Abdulhakim Sonkaya

“Hasta adam” sendromu

23.01.2015 09:41:00 / Abdulhakim Sonkaya

Tarih literatüründe Osmanlı üzerinden yerleşmiş bir “hasta adam” tabiri vardır. Hastalık, bünyenin bağışıklık sisteminin çökmesinden veya bünyenin kendisini yenileyememesinden kaynaklanır. Hastalık,  sıhhatin-selametin zıddıdır. 

Batıl; haddi zatında geçersiz olan, baştan itibaren sonuçsuz kalmaya mahkûm olan demektir. Batıl sıhhatten yoksundur. Burada sıhhat, hem “doğruluk” hem de “sağlık” manasındadır. Doğru ve sağlam olan bilgiye “sıhhatli” denildiği gibi hastalık ve illetten korunmuş olan kimseye de “sıhhatli” denir. Demek ki sahih olmayan haber ve bilgi illetlidir, hastalıktır. Düşüncesi, davranışları sahih olmayan, kalbî ve zihnî yapısı sahih olmayan kimse hastadır, illetlidir. Vaziyeti batıldı. Bu nedenle Allah (cc), “kalplerinde hastalık vardır.” buyurur. Hasta kalp, selim kalbin, sıhhatli kalbin zıddıdır.

Yanlış düşünce, kötü duygular, bozuk davranışlar sadece “batıl” olarak nitelendirilemez. Bunlar aynı zamanda sıhhati bozan şeylerdir. Çünkü bunlar sıhhatten uzaktır. Sıhhat, hem doğruluk hem de sağlıktır. Binaenaleyh sıhhatten yoksun olarak batıl, aynı anda hem yanlış hem de hastalıktır. Böyle olduğuna göre Müslümanların gayret ve mücadelesi sadece “hak-batıl mücadelesi” değil aynı zamanda “sıhhat-hastalık mücadelesi” olarak görülmelidir.

Müslümanlar sahip oldukları sahih ve hak değerleri sadece batılın zıddı olarak değil aynı zamanda illetin ve hastalığın zıddı olarak görmeleri gerekir. Buna göre batılda olan insanların aynı zamanda tedaviye muhtaç olduklarını unutmamak gerekir. Sahih haberden mahrum oldukları için Bunların sıhhatleri bozulmuştur. Bu nedenle Allah cc “Kur`an`da şifa indiriyoruz”(İsra:82) buyurur.

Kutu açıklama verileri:

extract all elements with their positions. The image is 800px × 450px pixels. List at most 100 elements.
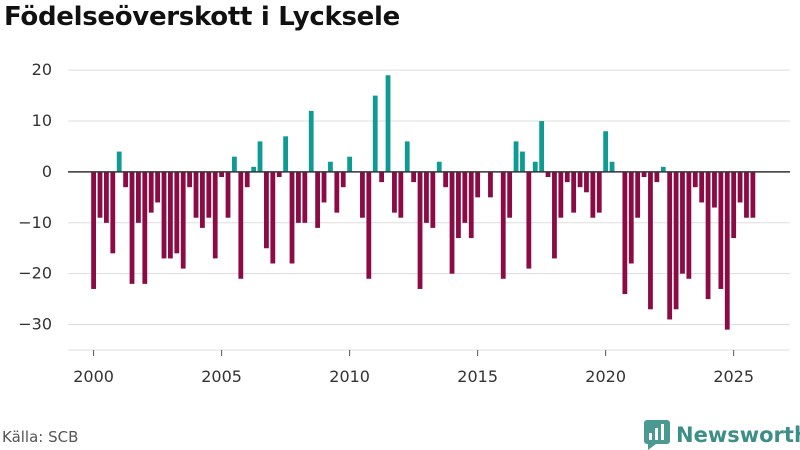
bar-negative xyxy=(462,171,468,223)
bar-positive xyxy=(328,161,333,172)
bar-negative xyxy=(468,171,474,239)
brand-name: Newsworthy xyxy=(676,423,800,447)
bar-negative xyxy=(545,171,551,178)
bar-negative xyxy=(424,171,429,223)
bar-negative xyxy=(667,171,673,320)
bar-negative xyxy=(161,171,167,259)
x-tick-label: 2010 xyxy=(329,367,370,386)
bar-positive xyxy=(520,151,525,172)
bar-negative xyxy=(321,171,327,203)
bar-negative xyxy=(264,171,269,249)
bar-positive xyxy=(609,161,615,172)
bar-negative xyxy=(97,171,103,218)
bar-negative xyxy=(744,171,749,218)
bar-negative xyxy=(571,171,577,213)
bar-negative xyxy=(136,171,141,223)
bar-positive xyxy=(660,166,666,172)
bar-negative xyxy=(718,171,724,289)
bar-negative xyxy=(91,171,96,289)
bar-negative xyxy=(654,171,660,183)
bar-negative xyxy=(456,171,461,239)
bar-positive xyxy=(308,110,314,172)
bar-negative xyxy=(737,171,743,203)
bar-negative xyxy=(340,171,346,188)
bar-negative xyxy=(673,171,679,310)
bar-negative xyxy=(392,171,397,213)
bar-positive xyxy=(603,131,609,172)
bar-negative xyxy=(315,171,321,228)
x-tick-label: 2000 xyxy=(73,367,114,386)
bar-positive xyxy=(347,156,353,172)
bar-negative xyxy=(417,171,423,289)
bar-negative xyxy=(724,171,730,330)
bar-negative xyxy=(712,171,717,208)
bar-positive xyxy=(283,136,289,172)
y-tick-label: 0 xyxy=(42,162,52,181)
bar-negative xyxy=(596,171,602,213)
bar-negative xyxy=(110,171,116,254)
bar-negative xyxy=(289,171,295,264)
bar-positive xyxy=(116,151,122,172)
y-tick-label: 10 xyxy=(32,111,52,130)
bar-negative xyxy=(430,171,436,228)
bar-negative xyxy=(148,171,154,213)
bar-negative xyxy=(360,171,365,218)
bar-negative xyxy=(411,171,417,183)
bar-negative xyxy=(180,171,186,269)
bar-negative xyxy=(488,171,493,198)
bar-negative xyxy=(526,171,532,269)
bar-negative xyxy=(750,171,756,218)
bar-negative xyxy=(641,171,647,178)
bar-positive xyxy=(372,95,378,172)
bar-negative xyxy=(270,171,276,264)
bar-negative xyxy=(244,171,250,188)
bar-negative xyxy=(507,171,513,218)
bar-negative xyxy=(686,171,692,279)
y-tick-label: −20 xyxy=(18,264,52,283)
bar-negative xyxy=(628,171,634,264)
bar-negative xyxy=(212,171,218,259)
bar-negative xyxy=(692,171,698,188)
y-tick-label: −10 xyxy=(18,213,52,232)
bar-negative xyxy=(334,171,340,213)
bar-negative xyxy=(398,171,404,218)
bar-negative xyxy=(680,171,685,274)
x-tick-label: 2020 xyxy=(585,367,626,386)
bar-positive xyxy=(232,156,237,172)
bar-negative xyxy=(699,171,705,203)
bar-positive xyxy=(257,141,263,172)
bar-negative xyxy=(206,171,212,218)
bar-positive xyxy=(436,161,442,172)
bar-negative xyxy=(366,171,372,279)
bar-negative xyxy=(475,171,481,198)
bar-negative xyxy=(142,171,148,284)
bar-negative xyxy=(379,171,385,183)
x-tick-label: 2015 xyxy=(457,367,498,386)
bar-negative xyxy=(443,171,449,188)
bar-positive xyxy=(251,166,257,172)
bar-negative xyxy=(238,171,244,279)
brand-logo: Newsworthy xyxy=(644,420,800,450)
bar-negative xyxy=(500,171,506,279)
bar-negative xyxy=(635,171,641,218)
bar-negative xyxy=(225,171,231,218)
bar-negative xyxy=(449,171,455,274)
bar-positive xyxy=(532,161,538,172)
bar-positive xyxy=(385,75,391,172)
bar-negative xyxy=(276,171,282,178)
bars xyxy=(91,75,756,330)
x-tick-label: 2025 xyxy=(713,367,754,386)
y-tick-label: −30 xyxy=(18,315,52,334)
bar-negative xyxy=(296,171,301,223)
bar-negative xyxy=(219,171,225,178)
bar-negative xyxy=(731,171,737,239)
bar-negative xyxy=(200,171,205,228)
bar-positive xyxy=(539,121,545,172)
bar-negative xyxy=(584,171,589,193)
source-note: Källa: SCB xyxy=(2,428,79,446)
bar-positive xyxy=(404,141,410,172)
y-tick-label: 20 xyxy=(32,60,52,79)
bar-negative xyxy=(622,171,628,295)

Çalışma talimatı: “Hasta adam” sendromu üzerine olan metinde “sıhhat” kelimesine hangi iki anlam veriliyor?

Yazılı yanıt: Hem “doğruluk” hem de “sağlık” anlamı veriliyor.